◆ **Available data**

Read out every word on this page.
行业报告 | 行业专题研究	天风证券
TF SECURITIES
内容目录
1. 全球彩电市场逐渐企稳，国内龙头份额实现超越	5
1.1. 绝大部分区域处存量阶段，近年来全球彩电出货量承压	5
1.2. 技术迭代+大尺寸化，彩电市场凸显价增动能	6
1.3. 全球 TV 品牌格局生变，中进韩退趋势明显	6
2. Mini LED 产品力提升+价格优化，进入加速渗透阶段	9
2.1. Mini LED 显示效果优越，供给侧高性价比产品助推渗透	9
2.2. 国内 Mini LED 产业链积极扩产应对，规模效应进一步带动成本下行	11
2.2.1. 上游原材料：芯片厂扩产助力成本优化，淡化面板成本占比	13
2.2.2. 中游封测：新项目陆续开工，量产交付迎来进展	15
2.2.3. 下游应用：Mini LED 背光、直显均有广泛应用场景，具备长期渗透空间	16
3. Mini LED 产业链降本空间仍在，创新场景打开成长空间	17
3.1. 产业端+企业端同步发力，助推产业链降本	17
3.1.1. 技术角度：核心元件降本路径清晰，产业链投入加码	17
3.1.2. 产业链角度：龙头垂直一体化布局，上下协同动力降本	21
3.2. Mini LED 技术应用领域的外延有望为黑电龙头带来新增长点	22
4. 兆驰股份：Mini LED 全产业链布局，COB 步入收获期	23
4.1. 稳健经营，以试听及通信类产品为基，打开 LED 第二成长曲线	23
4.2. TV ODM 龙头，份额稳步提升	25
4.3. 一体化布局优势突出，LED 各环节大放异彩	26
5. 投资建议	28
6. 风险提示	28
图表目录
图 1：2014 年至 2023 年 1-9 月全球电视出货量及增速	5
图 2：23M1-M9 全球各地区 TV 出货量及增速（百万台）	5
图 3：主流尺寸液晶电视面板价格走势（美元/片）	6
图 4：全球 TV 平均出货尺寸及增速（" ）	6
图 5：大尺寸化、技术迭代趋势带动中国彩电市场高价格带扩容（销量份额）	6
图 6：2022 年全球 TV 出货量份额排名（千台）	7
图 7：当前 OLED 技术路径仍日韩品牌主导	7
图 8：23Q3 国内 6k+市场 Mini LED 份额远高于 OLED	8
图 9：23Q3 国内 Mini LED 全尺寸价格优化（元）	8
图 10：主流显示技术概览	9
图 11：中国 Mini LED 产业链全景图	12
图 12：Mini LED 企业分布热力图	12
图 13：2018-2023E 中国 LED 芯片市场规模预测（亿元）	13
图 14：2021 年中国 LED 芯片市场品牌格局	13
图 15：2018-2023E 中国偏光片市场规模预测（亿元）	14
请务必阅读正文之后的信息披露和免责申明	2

◆ **Set problem**
Go through the records above and retype each one exactly.

◆ **Response**
Read out every word on this page.
行业报告 | 行业专题研究	天风证券
TF SECURITIES
内容目录
1. 全球彩电市场逐渐企稳，国内龙头份额实现超越	5
1.1. 绝大部分区域处存量阶段，近年来全球彩电出货量承压	5
1.2. 技术迭代+大尺寸化，彩电市场凸显价增动能	6
1.3. 全球 TV 品牌格局生变，中进韩退趋势明显	6
2. Mini LED 产品力提升+价格优化，进入加速渗透阶段	9
2.1. Mini LED 显示效果优越，供给侧高性价比产品助推渗透	9
2.2. 国内 Mini LED 产业链积极扩产应对，规模效应进一步带动成本下行	11
2.2.1. 上游原材料：芯片厂扩产助力成本优化，淡化面板成本占比	13
2.2.2. 中游封测：新项目陆续开工，量产交付迎来进展	15
2.2.3. 下游应用：Mini LED 背光、直显均有广泛应用场景，具备长期渗透空间	16
3. Mini LED 产业链降本空间仍在，创新场景打开成长空间	17
3.1. 产业端+企业端同步发力，助推产业链降本	17
3.1.1. 技术角度：核心元件降本路径清晰，产业链投入加码	17
3.1.2. 产业链角度：龙头垂直一体化布局，上下协同动力降本	21
3.2. Mini LED 技术应用领域的外延有望为黑电龙头带来新增长点	22
4. 兆驰股份：Mini LED 全产业链布局，COB 步入收获期	23
4.1. 稳健经营，以试听及通信类产品为基，打开 LED 第二成长曲线	23
4.2. TV ODM 龙头，份额稳步提升	25
4.3. 一体化布局优势突出，LED 各环节大放异彩	26
5. 投资建议	28
6. 风险提示	28
图表目录
图 1：2014 年至 2023 年 1-9 月全球电视出货量及增速	5
图 2：23M1-M9 全球各地区 TV 出货量及增速（百万台）	5
图 3：主流尺寸液晶电视面板价格走势（美元/片）	6
图 4：全球 TV 平均出货尺寸及增速（" ）	6
图 5：大尺寸化、技术迭代趋势带动中国彩电市场高价格带扩容（销量份额）	6
图 6：2022 年全球 TV 出货量份额排名（千台）	7
图 7：当前 OLED 技术路径仍日韩品牌主导	7
图 8：23Q3 国内 6k+市场 Mini LED 份额远高于 OLED	8
图 9：23Q3 国内 Mini LED 全尺寸价格优化（元）	8
图 10：主流显示技术概览	9
图 11：中国 Mini LED 产业链全景图	12
图 12：Mini LED 企业分布热力图	12
图 13：2018-2023E 中国 LED 芯片市场规模预测（亿元）	13
图 14：2021 年中国 LED 芯片市场品牌格局	13
图 15：2018-2023E 中国偏光片市场规模预测（亿元）	14
请务必阅读正文之后的信息披露和免责申明	2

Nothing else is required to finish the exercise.